+++ SELECTED TEXT
# JAF/CO Swap meet-Stockton,Ca. Oct. 2 2021



## mr.cycleplane

Once again ladies and gentlemen-boys and girls its that time of year again for Northern California's premiere Bicycle Swap Meet-THE JAF/CO SWAP MEET to be held October 2nd in Stockton, Calif. Located at JAF/CO 1031 S. Coolidge Ave. Stockton, Calif 95215. Put on by the C.A.B.E.'s own Jim Frazier (JAF/CO)of Stockton, California. Never a red cent charged for sellers or buyers-always FREE! If you have never been to the JAF/CO meet you are in for a treat as Jim's shop alone is worth the trip-see pictures below. Bike collectors/sellers come from Stockton-the bay area-coastal towns-Sacramento-the central valley-and southern California to make this meet a must do event. This meet draws buyers from southern California and many out of state buyers because of its unique central state location/easy access and Jim's shop! Every inch of the shop is covered from floor to ceiling with parts. The display cases are bulging with parts for all makes of bike-if you are looking for something-its probably here! There is a room full of complete 












































 bikes waiting to be ridden that are for sale. Jim also manufactures many hard to find parts for all makes of bikes and some of these items will be available at the meet. (Jim's shop is open year round by appointment also!) Don't miss this meet-cash is king and many venders now take online payments. Bring your spare parts-trades welcome! See ya there!


----------



## island schwinn

Looking forward to the swap again.Always good deals and plenty of inventory. I'll be bringing some parts and a few bikes to sell. See y'all there.


----------



## tuscankid

Hi, I am looking for a rear reflector and housing for a 1955 Western Flyer Super X 53.
Curious if anyone attending will have one available.
Thanks in advance,
Steve in Santa Rosa, CA


----------



## JRE

Well be making the trip down again from Salem Oregon


----------



## PlasticNerd

I will be there with tons of parts, wheels, tires, frames, lights, handlebars, hubs, reflectors, prewar schwinn stuff, some stingray stuff too, I may have to bring my 18’ trailer and just park outside Jim’s gate on the street! Bring your money or your PayPal ready account!
++++++
+++ PROVIDED MATERIAL
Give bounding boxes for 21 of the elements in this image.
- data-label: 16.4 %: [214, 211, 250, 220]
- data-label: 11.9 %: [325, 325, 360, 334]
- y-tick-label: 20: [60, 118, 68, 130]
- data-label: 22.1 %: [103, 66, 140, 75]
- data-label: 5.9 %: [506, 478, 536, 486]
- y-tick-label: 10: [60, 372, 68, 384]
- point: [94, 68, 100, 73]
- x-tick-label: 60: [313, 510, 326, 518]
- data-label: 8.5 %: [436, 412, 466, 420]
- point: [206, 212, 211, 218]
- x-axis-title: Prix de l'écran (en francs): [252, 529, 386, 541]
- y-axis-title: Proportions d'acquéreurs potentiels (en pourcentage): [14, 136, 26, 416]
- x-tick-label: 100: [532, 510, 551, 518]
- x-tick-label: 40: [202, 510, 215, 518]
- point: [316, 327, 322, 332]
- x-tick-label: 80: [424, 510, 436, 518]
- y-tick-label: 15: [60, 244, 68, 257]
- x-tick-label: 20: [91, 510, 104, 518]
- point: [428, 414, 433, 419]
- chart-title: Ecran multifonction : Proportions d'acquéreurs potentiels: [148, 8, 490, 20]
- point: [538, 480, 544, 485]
++++++
THINGS TO DO:
A – In the Stockton swap meet thread, where does the poster JRE say they will be traveling from?
B – Write out the part of the Stockton swap meet thread from "Looking forward to" up to and including "Super X 53.".
C – Write what comes next in the Stockton swap meet thread, picking up after its last post.

REPLIES:
A – Salem, Oregon.

B –
Looking forward to the swap again.Always good deals and plenty of inventory. I'll be bringing some parts and a few bikes to sell. See y'all there.


----------



## tuscankid

Hi, I am looking for a rear reflector and housing for a 1955 Western Flyer Super X 53.

C –
----------



## slick

I'll be there with about 8 bikes for sale. So bring CASH. I might even bring out my aluminum fender 1938 Colson imperial project. Chrome tank, chrome tubes and slats rack, and the long stem. Bike is complete as well with aluminum fenders. A blue 1969 stingray all original. Coppertone Typhoon..... a few prewar bikes as well. Maybe even a shelby....


----------



## JRE

Hurry up Saturday lol Dropping my 38 Shelby off to its new owner at the Swap then picking my 36 Shelby up after the swap. Hope to find a couple needed Shelby parts while I'm there.


----------



## Jose 711

tuscankid said:


> Hi, I am looking for a rear reflector and housing for a 1955 Western Flyer Super X 53.
> Curious if anyone attending will have one available.
> Thanks in advance,
> Steve in Santa Rosa, CA



ill be there Steve, it's Jose i can pick it up for you if you find one buddy!


----------



## tuscankid

Thank You, Jose, Greatly appreciate it.
Do you have email?
If so private message me, have my x53 together finally and will send some pics to you.


----------



## LarzBahrs

I'm going to be there with some klunker bits and a few bikes plus CASH too.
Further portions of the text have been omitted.